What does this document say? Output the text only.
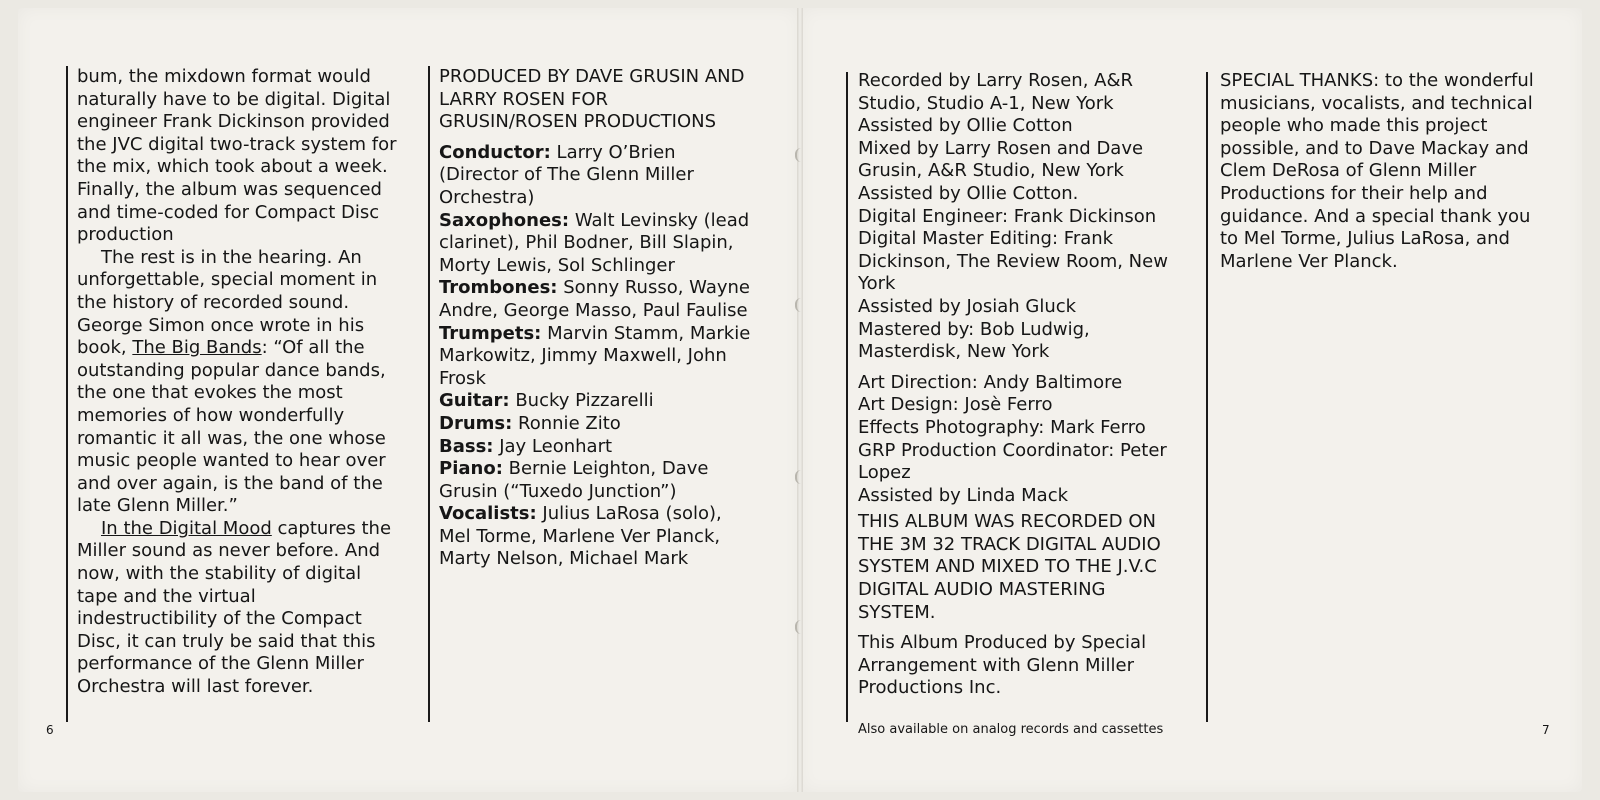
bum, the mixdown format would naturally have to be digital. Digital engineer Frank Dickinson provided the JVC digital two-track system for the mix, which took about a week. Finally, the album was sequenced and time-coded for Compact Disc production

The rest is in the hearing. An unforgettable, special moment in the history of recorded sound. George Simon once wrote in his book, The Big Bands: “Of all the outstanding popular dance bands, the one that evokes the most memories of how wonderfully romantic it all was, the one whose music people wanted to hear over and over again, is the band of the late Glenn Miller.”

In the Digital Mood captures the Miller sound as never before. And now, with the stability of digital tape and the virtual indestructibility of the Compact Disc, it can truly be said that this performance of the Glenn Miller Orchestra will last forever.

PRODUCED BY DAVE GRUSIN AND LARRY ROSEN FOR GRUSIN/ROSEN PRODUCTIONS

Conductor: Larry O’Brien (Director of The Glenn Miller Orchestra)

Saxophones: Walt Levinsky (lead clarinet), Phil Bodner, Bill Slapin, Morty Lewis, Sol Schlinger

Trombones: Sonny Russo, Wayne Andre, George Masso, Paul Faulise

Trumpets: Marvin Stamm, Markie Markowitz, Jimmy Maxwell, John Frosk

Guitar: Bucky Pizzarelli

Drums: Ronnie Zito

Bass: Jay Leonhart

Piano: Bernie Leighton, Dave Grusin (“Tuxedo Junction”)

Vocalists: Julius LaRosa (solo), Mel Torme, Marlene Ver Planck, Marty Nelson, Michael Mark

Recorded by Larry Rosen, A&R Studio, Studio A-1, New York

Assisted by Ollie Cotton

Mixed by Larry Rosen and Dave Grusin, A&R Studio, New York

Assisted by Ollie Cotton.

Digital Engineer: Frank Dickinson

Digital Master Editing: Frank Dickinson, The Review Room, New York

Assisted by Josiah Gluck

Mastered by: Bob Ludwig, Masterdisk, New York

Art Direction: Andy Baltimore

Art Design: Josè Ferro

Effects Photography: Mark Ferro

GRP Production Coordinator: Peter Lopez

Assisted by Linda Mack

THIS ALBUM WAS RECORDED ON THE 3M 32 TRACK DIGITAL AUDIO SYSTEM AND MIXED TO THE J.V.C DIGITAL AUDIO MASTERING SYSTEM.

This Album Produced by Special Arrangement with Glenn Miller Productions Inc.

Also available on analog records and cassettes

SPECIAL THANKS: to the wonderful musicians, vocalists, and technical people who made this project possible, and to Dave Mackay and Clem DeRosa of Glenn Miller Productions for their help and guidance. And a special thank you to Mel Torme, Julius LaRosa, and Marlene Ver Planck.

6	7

* _Written task_
Copy the records above exactly, omitting every picture.

* _Written answer_
What does this document say? Output the text only.
bum, the mixdown format would naturally have to be digital. Digital engineer Frank Dickinson provided the JVC digital two-track system for the mix, which took about a week. Finally, the album was sequenced and time-coded for Compact Disc production

The rest is in the hearing. An unforgettable, special moment in the history of recorded sound. George Simon once wrote in his book, The Big Bands: “Of all the outstanding popular dance bands, the one that evokes the most memories of how wonderfully romantic it all was, the one whose music people wanted to hear over and over again, is the band of the late Glenn Miller.”

In the Digital Mood captures the Miller sound as never before. And now, with the stability of digital tape and the virtual indestructibility of the Compact Disc, it can truly be said that this performance of the Glenn Miller Orchestra will last forever.

PRODUCED BY DAVE GRUSIN AND LARRY ROSEN FOR GRUSIN/ROSEN PRODUCTIONS

Conductor: Larry O’Brien (Director of The Glenn Miller Orchestra)

Saxophones: Walt Levinsky (lead clarinet), Phil Bodner, Bill Slapin, Morty Lewis, Sol Schlinger

Trombones: Sonny Russo, Wayne Andre, George Masso, Paul Faulise

Trumpets: Marvin Stamm, Markie Markowitz, Jimmy Maxwell, John Frosk

Guitar: Bucky Pizzarelli

Drums: Ronnie Zito

Bass: Jay Leonhart

Piano: Bernie Leighton, Dave Grusin (“Tuxedo Junction”)

Vocalists: Julius LaRosa (solo), Mel Torme, Marlene Ver Planck, Marty Nelson, Michael Mark

Recorded by Larry Rosen, A&R Studio, Studio A-1, New York

Assisted by Ollie Cotton

Mixed by Larry Rosen and Dave Grusin, A&R Studio, New York

Assisted by Ollie Cotton.

Digital Engineer: Frank Dickinson

Digital Master Editing: Frank Dickinson, The Review Room, New York

Assisted by Josiah Gluck

Mastered by: Bob Ludwig, Masterdisk, New York

Art Direction: Andy Baltimore

Art Design: Josè Ferro

Effects Photography: Mark Ferro

GRP Production Coordinator: Peter Lopez

Assisted by Linda Mack

THIS ALBUM WAS RECORDED ON THE 3M 32 TRACK DIGITAL AUDIO SYSTEM AND MIXED TO THE J.V.C DIGITAL AUDIO MASTERING SYSTEM.

This Album Produced by Special Arrangement with Glenn Miller Productions Inc.

Also available on analog records and cassettes

SPECIAL THANKS: to the wonderful musicians, vocalists, and technical people who made this project possible, and to Dave Mackay and Clem DeRosa of Glenn Miller Productions for their help and guidance. And a special thank you to Mel Torme, Julius LaRosa, and Marlene Ver Planck.

6	7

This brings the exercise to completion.